Exercise instructions>
What follows is a set of records; restate each one word for word and drop the pictures.

Given data>
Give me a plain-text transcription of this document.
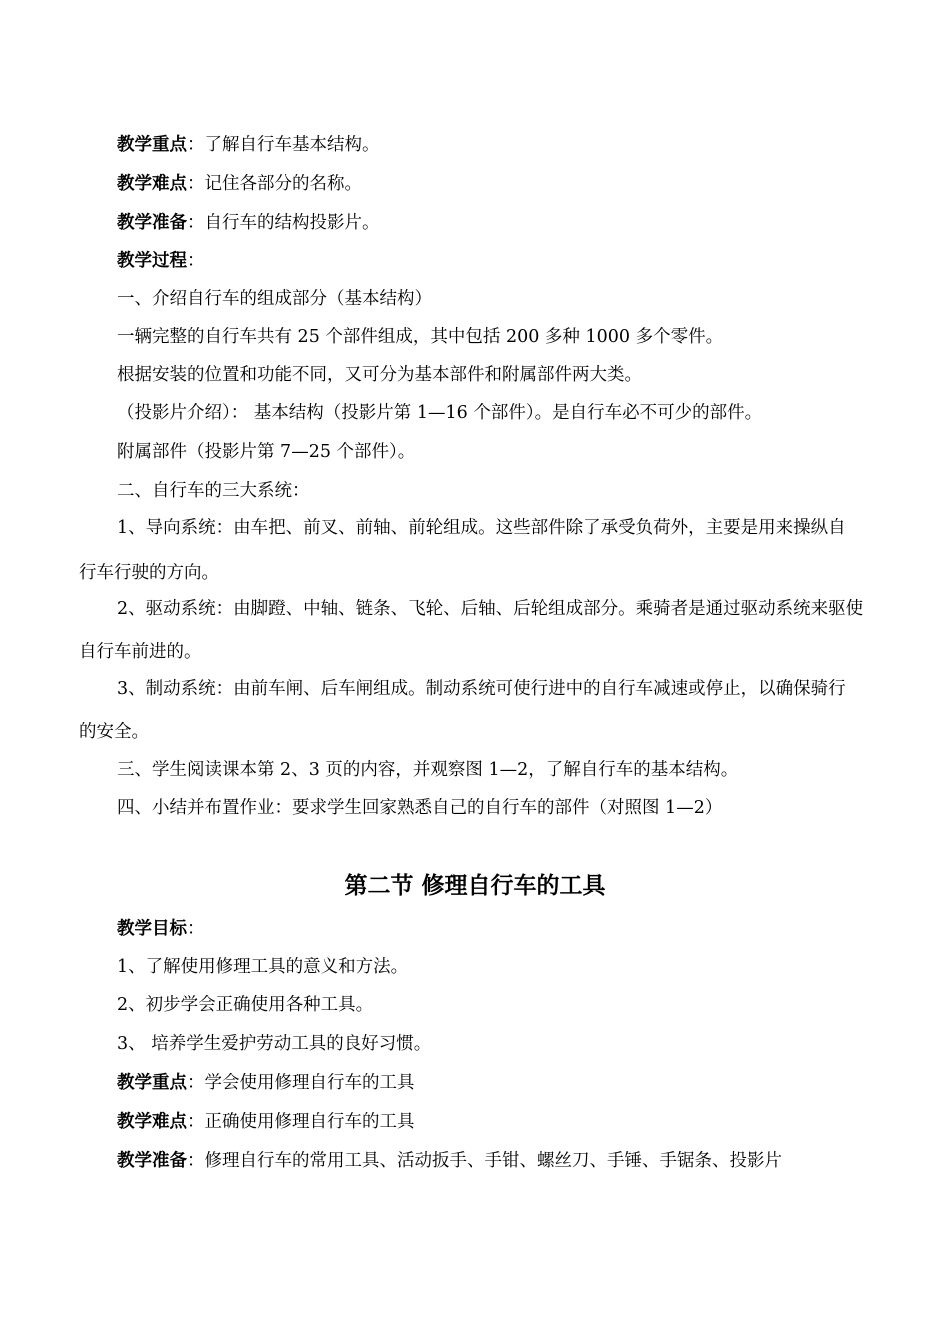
教学重点：了解自行车基本结构。
教学难点：记住各部分的名称。
教学准备：自行车的结构投影片。
教学过程：
一、介绍自行车的组成部分（基本结构）
一辆完整的自行车共有 25 个部件组成，其中包括 200 多种 1000 多个零件。
根据安装的位置和功能不同，又可分为基本部件和附属部件两大类。
（投影片介绍）： 基本结构（投影片第 1—16 个部件）。是自行车必不可少的部件。
附属部件（投影片第 7—25 个部件）。
二、自行车的三大系统：
1、导向系统：由车把、前叉、前轴、前轮组成。这些部件除了承受负荷外，主要是用来操纵自
行车行驶的方向。
2、驱动系统：由脚蹬、中轴、链条、飞轮、后轴、后轮组成部分。乘骑者是通过驱动系统来驱使
自行车前进的。
3、制动系统：由前车闸、后车闸组成。制动系统可使行进中的自行车减速或停止，以确保骑行
的安全。
三、学生阅读课本第 2、3 页的内容，并观察图 1—2，了解自行车的基本结构。
四、小结并布置作业：要求学生回家熟悉自己的自行车的部件（对照图 1—2）
第二节 修理自行车的工具
教学目标：
1、了解使用修理工具的意义和方法。
2、初步学会正确使用各种工具。
3、 培养学生爱护劳动工具的良好习惯。
教学重点：学会使用修理自行车的工具
教学难点：正确使用修理自行车的工具
教学准备：修理自行车的常用工具、活动扳手、手钳、螺丝刀、手锤、手锯条、投影片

Answer below>
Give me a plain-text transcription of this document.
教学重点：了解自行车基本结构。
教学难点：记住各部分的名称。
教学准备：自行车的结构投影片。
教学过程：
一、介绍自行车的组成部分（基本结构）
一辆完整的自行车共有 25 个部件组成，其中包括 200 多种 1000 多个零件。
根据安装的位置和功能不同，又可分为基本部件和附属部件两大类。
（投影片介绍）： 基本结构（投影片第 1—16 个部件）。是自行车必不可少的部件。
附属部件（投影片第 7—25 个部件）。
二、自行车的三大系统：
1、导向系统：由车把、前叉、前轴、前轮组成。这些部件除了承受负荷外，主要是用来操纵自
行车行驶的方向。
2、驱动系统：由脚蹬、中轴、链条、飞轮、后轴、后轮组成部分。乘骑者是通过驱动系统来驱使
自行车前进的。
3、制动系统：由前车闸、后车闸组成。制动系统可使行进中的自行车减速或停止，以确保骑行
的安全。
三、学生阅读课本第 2、3 页的内容，并观察图 1—2，了解自行车的基本结构。
四、小结并布置作业：要求学生回家熟悉自己的自行车的部件（对照图 1—2）
第二节 修理自行车的工具
教学目标：
1、了解使用修理工具的意义和方法。
2、初步学会正确使用各种工具。
3、 培养学生爱护劳动工具的良好习惯。
教学重点：学会使用修理自行车的工具
教学难点：正确使用修理自行车的工具
教学准备：修理自行车的常用工具、活动扳手、手钳、螺丝刀、手锤、手锯条、投影片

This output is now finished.